● TASK STATEMENT: Update the material from its first line through the line containing "y-tick-base: 10 bbox=[47, 111, 66, 129]", replacing every "marker" with "symbol". Give those lines again with all else unchanged.

Element and region listings
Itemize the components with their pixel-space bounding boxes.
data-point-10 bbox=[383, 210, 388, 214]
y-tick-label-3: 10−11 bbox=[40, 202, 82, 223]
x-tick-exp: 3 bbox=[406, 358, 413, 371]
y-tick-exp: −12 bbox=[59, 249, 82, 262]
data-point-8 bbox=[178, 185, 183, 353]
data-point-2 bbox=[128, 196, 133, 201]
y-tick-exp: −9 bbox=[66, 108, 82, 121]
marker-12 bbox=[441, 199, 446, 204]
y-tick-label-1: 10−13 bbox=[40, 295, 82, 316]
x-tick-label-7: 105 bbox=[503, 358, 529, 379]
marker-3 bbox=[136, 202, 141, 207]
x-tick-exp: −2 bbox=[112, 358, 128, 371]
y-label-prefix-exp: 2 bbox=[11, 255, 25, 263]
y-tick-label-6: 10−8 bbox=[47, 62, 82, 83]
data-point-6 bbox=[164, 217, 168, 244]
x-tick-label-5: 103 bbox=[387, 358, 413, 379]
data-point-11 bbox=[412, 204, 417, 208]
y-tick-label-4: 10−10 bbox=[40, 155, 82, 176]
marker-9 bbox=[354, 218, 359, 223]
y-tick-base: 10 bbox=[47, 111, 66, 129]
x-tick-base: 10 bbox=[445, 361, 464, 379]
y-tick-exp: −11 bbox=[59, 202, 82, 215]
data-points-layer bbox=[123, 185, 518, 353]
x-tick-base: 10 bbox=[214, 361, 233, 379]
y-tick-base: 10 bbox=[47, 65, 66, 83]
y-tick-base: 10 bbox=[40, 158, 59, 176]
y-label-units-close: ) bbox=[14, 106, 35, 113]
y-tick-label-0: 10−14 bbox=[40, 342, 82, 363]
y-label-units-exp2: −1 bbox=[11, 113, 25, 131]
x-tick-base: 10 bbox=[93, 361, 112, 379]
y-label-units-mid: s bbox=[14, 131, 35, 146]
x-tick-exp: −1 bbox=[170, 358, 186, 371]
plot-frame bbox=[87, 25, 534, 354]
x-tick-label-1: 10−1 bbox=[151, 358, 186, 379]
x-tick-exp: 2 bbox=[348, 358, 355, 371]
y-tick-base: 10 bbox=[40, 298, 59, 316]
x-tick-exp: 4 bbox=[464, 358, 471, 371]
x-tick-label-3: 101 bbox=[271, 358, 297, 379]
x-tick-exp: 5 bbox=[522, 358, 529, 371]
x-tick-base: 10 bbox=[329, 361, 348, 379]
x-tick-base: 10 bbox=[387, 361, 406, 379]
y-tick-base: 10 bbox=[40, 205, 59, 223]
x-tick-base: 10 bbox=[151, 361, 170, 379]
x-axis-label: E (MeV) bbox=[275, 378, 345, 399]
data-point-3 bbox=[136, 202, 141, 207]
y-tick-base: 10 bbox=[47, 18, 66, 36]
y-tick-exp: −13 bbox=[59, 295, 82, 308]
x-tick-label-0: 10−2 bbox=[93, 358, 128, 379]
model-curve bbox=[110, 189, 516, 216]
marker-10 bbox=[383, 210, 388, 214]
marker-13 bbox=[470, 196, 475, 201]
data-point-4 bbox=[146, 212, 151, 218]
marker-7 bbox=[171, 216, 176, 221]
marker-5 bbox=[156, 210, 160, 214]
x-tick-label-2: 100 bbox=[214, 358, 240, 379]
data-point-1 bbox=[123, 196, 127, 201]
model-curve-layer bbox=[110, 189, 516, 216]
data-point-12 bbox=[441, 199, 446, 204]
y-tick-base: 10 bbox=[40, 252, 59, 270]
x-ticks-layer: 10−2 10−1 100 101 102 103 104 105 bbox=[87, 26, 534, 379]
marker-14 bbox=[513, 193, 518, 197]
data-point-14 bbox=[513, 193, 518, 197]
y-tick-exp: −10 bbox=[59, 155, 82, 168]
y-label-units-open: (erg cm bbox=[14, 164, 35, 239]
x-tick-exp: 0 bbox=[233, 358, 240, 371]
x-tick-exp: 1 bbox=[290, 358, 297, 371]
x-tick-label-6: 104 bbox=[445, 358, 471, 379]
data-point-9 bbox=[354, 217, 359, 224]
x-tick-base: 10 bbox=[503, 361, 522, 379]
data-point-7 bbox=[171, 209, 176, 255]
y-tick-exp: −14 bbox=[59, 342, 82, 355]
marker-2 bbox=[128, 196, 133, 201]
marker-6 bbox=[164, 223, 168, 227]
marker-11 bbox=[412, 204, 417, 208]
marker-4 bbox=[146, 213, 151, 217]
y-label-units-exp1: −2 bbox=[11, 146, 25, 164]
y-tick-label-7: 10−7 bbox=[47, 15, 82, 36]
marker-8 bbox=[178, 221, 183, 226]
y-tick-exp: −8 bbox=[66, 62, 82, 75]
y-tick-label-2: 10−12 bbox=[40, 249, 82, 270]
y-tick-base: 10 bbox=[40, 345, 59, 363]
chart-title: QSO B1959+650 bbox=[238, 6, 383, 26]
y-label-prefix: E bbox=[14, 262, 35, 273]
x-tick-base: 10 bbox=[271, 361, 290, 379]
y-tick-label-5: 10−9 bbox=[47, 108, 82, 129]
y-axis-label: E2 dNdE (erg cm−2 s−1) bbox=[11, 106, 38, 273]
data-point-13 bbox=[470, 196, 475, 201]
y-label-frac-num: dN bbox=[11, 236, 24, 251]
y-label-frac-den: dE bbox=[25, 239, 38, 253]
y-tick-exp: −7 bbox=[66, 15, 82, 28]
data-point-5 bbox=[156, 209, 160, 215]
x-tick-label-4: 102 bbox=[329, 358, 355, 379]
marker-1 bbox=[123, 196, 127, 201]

● FINISHED ANSWER:
Itemize the components with their pixel-space bounding boxes.
data-point-10 bbox=[383, 210, 388, 214]
y-tick-label-3: 10−11 bbox=[40, 202, 82, 223]
x-tick-exp: 3 bbox=[406, 358, 413, 371]
y-tick-exp: −12 bbox=[59, 249, 82, 262]
data-point-8 bbox=[178, 185, 183, 353]
data-point-2 bbox=[128, 196, 133, 201]
y-tick-exp: −9 bbox=[66, 108, 82, 121]
symbol-12 bbox=[441, 199, 446, 204]
y-tick-label-1: 10−13 bbox=[40, 295, 82, 316]
x-tick-label-7: 105 bbox=[503, 358, 529, 379]
symbol-3 bbox=[136, 202, 141, 207]
x-tick-exp: −2 bbox=[112, 358, 128, 371]
y-label-prefix-exp: 2 bbox=[11, 255, 25, 263]
y-tick-label-6: 10−8 bbox=[47, 62, 82, 83]
data-point-6 bbox=[164, 217, 168, 244]
x-tick-label-5: 103 bbox=[387, 358, 413, 379]
data-point-11 bbox=[412, 204, 417, 208]
y-tick-label-4: 10−10 bbox=[40, 155, 82, 176]
symbol-9 bbox=[354, 218, 359, 223]
y-tick-base: 10 bbox=[47, 111, 66, 129]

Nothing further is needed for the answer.